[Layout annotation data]
•••

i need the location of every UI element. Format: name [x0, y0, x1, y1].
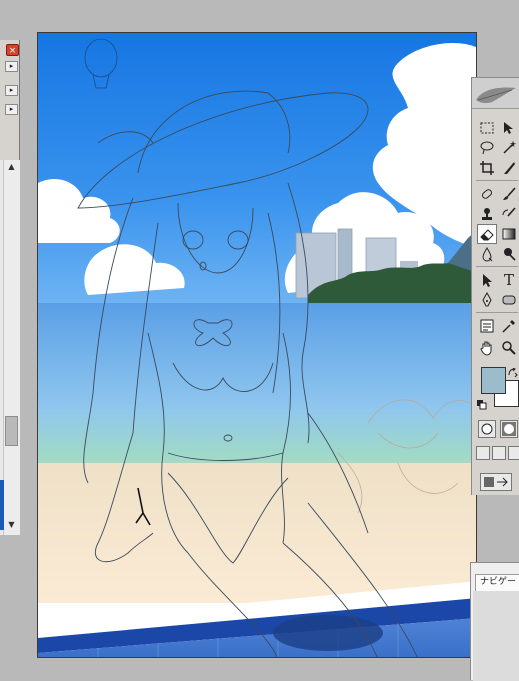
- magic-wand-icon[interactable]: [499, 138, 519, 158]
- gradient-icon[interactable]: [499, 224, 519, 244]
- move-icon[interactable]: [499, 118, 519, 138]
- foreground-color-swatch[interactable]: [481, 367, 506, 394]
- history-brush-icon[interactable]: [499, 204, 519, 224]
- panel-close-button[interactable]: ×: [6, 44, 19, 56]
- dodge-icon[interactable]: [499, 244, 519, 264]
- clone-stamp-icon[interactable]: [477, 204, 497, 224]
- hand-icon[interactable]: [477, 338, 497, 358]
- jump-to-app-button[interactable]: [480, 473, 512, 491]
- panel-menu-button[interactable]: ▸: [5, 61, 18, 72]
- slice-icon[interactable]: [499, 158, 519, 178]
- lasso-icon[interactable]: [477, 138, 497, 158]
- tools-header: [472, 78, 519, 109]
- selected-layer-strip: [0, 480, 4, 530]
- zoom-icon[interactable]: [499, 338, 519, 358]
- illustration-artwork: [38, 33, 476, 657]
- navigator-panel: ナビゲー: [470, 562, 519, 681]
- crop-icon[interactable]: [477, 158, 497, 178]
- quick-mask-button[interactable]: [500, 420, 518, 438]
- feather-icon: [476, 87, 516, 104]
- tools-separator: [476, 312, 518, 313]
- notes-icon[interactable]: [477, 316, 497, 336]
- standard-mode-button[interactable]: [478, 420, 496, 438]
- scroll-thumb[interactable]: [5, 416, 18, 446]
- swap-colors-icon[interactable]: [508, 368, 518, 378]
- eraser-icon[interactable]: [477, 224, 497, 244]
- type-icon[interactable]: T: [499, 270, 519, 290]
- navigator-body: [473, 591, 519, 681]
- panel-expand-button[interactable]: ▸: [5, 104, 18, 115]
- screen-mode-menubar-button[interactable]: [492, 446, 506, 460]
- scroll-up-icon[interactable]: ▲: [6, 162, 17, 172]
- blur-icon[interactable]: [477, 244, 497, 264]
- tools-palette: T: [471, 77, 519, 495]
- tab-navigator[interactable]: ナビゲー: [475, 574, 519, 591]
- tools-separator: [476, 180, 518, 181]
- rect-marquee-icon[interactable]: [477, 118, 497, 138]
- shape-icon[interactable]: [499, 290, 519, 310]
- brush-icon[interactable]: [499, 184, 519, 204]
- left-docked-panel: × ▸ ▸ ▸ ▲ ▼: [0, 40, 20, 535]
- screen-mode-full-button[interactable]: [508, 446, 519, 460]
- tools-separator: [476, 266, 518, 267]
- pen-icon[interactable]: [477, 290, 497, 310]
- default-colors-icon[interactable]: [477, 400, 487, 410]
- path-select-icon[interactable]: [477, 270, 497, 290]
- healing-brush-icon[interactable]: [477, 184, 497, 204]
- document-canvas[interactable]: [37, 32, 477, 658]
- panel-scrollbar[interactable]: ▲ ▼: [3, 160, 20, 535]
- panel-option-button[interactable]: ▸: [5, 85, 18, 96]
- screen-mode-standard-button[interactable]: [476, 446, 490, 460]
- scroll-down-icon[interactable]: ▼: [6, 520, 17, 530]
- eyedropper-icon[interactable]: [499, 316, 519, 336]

•••

• What to work on
Copy out all the records above, swapping "location" for "position" and leaving everything else unchanged. Omit the pictures.

• Response to the exercise
i need the position of every UI element. Format: name [x0, y0, x1, y1].
- magic-wand-icon[interactable]: [499, 138, 519, 158]
- gradient-icon[interactable]: [499, 224, 519, 244]
- move-icon[interactable]: [499, 118, 519, 138]
- foreground-color-swatch[interactable]: [481, 367, 506, 394]
- history-brush-icon[interactable]: [499, 204, 519, 224]
- panel-close-button[interactable]: ×: [6, 44, 19, 56]
- dodge-icon[interactable]: [499, 244, 519, 264]
- clone-stamp-icon[interactable]: [477, 204, 497, 224]
- hand-icon[interactable]: [477, 338, 497, 358]
- jump-to-app-button[interactable]: [480, 473, 512, 491]
- panel-menu-button[interactable]: ▸: [5, 61, 18, 72]
- slice-icon[interactable]: [499, 158, 519, 178]
- lasso-icon[interactable]: [477, 138, 497, 158]
- tools-header: [472, 78, 519, 109]
- selected-layer-strip: [0, 480, 4, 530]
- zoom-icon[interactable]: [499, 338, 519, 358]
- illustration-artwork: [38, 33, 476, 657]
- navigator-panel: ナビゲー: [470, 562, 519, 681]
- crop-icon[interactable]: [477, 158, 497, 178]
- quick-mask-button[interactable]: [500, 420, 518, 438]
- feather-icon: [476, 87, 516, 104]
- tools-separator: [476, 312, 518, 313]
- notes-icon[interactable]: [477, 316, 497, 336]
- standard-mode-button[interactable]: [478, 420, 496, 438]
- scroll-thumb[interactable]: [5, 416, 18, 446]
- swap-colors-icon[interactable]: [508, 368, 518, 378]
- eraser-icon[interactable]: [477, 224, 497, 244]
- type-icon[interactable]: T: [499, 270, 519, 290]
- navigator-body: [473, 591, 519, 681]
- panel-expand-button[interactable]: ▸: [5, 104, 18, 115]
- screen-mode-menubar-button[interactable]: [492, 446, 506, 460]
- scroll-up-icon[interactable]: ▲: [6, 162, 17, 172]
- blur-icon[interactable]: [477, 244, 497, 264]
- tools-palette: T: [471, 77, 519, 495]
- tab-navigator[interactable]: ナビゲー: [475, 574, 519, 591]
- tools-separator: [476, 180, 518, 181]
- rect-marquee-icon[interactable]: [477, 118, 497, 138]
- shape-icon[interactable]: [499, 290, 519, 310]
- brush-icon[interactable]: [499, 184, 519, 204]
- left-docked-panel: × ▸ ▸ ▸ ▲ ▼: [0, 40, 20, 535]
- screen-mode-full-button[interactable]: [508, 446, 519, 460]
- tools-separator: [476, 266, 518, 267]
- pen-icon[interactable]: [477, 290, 497, 310]
- default-colors-icon[interactable]: [477, 400, 487, 410]
- path-select-icon[interactable]: [477, 270, 497, 290]
- healing-brush-icon[interactable]: [477, 184, 497, 204]
- document-canvas[interactable]: [37, 32, 477, 658]
- panel-scrollbar[interactable]: ▲ ▼: [3, 160, 20, 535]
- panel-option-button[interactable]: ▸: [5, 85, 18, 96]
- screen-mode-standard-button[interactable]: [476, 446, 490, 460]
- scroll-down-icon[interactable]: ▼: [6, 520, 17, 530]
- eyedropper-icon[interactable]: [499, 316, 519, 336]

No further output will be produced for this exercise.